(Recorded data)
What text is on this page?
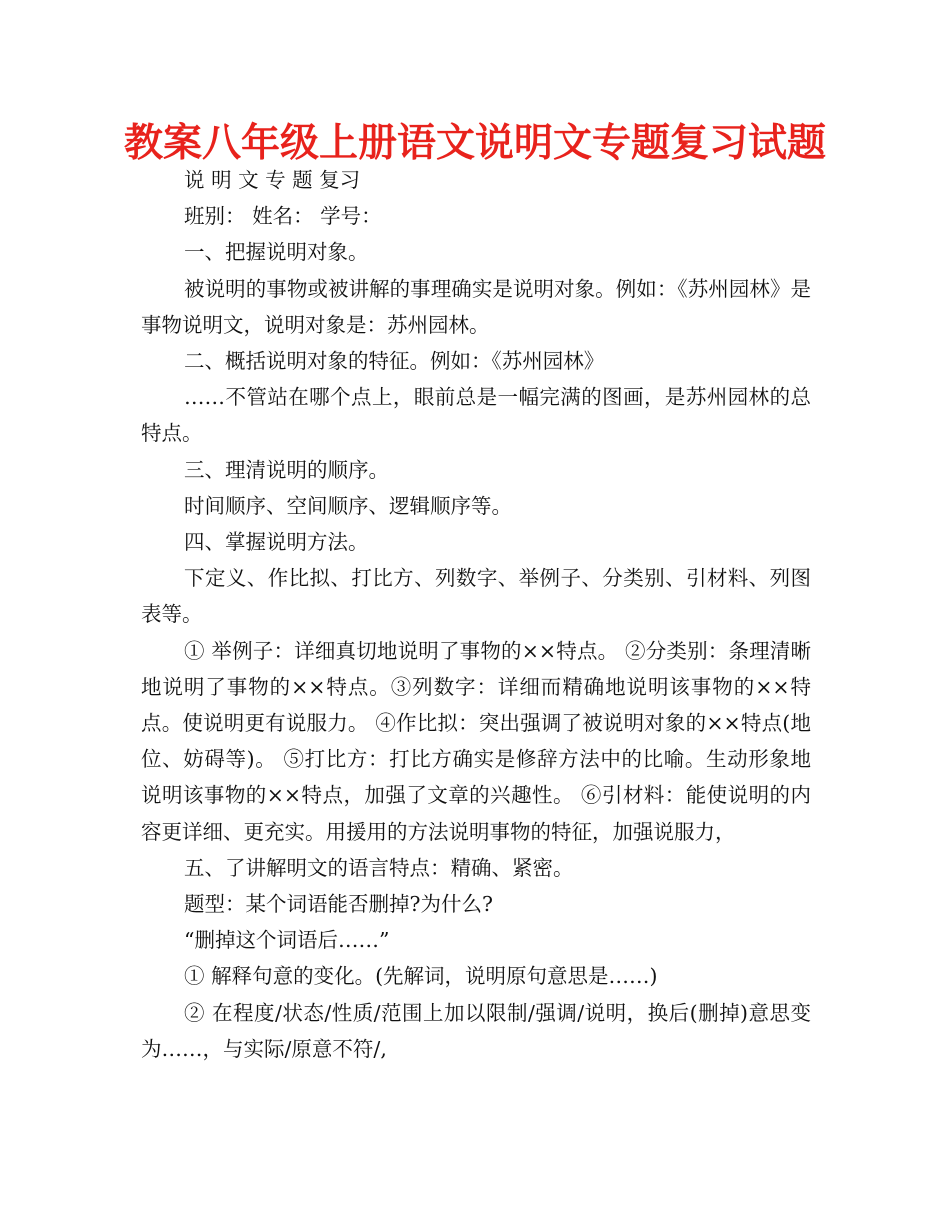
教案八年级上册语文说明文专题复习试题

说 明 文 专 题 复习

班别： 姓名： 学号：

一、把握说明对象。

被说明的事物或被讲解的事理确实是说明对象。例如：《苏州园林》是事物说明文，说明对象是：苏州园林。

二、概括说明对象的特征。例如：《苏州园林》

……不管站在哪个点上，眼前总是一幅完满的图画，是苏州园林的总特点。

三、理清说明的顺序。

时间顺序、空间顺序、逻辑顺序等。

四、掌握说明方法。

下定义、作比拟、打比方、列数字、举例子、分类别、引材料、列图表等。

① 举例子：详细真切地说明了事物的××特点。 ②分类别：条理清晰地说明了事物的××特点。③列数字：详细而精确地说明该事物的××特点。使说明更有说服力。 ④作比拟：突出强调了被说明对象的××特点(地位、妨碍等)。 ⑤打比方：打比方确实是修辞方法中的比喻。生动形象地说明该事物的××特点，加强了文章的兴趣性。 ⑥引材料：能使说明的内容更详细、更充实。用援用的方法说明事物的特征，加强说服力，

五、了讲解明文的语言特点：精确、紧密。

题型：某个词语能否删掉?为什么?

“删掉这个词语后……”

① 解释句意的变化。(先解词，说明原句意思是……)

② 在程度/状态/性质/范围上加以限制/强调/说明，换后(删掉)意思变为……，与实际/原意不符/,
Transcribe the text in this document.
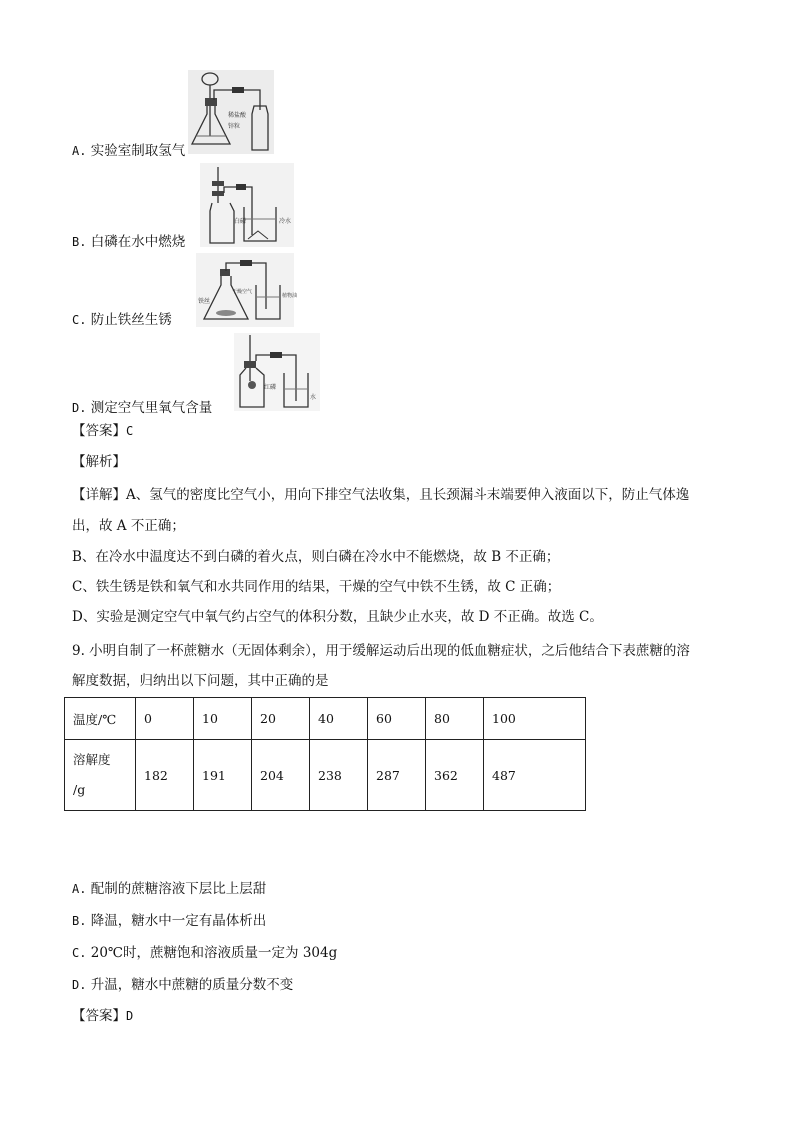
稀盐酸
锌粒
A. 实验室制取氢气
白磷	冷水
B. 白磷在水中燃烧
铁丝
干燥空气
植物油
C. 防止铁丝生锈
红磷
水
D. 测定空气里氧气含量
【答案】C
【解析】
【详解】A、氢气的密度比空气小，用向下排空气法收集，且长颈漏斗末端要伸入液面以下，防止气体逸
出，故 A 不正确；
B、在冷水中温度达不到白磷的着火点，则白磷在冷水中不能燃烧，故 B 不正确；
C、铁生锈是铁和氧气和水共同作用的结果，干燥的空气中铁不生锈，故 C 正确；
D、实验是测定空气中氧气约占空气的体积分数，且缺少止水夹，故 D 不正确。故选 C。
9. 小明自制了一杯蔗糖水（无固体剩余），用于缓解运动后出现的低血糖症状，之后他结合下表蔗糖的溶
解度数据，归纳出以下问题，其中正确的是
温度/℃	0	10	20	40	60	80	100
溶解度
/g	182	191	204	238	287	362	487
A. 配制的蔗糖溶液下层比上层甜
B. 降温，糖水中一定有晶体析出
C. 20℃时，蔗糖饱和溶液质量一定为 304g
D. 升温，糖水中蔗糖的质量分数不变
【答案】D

#### THE PROBLEM
Identify the lines above that contain the word "this", then copy them.

#### TASK SOLUTION
What text is on this page?
Transcribe the text in this document.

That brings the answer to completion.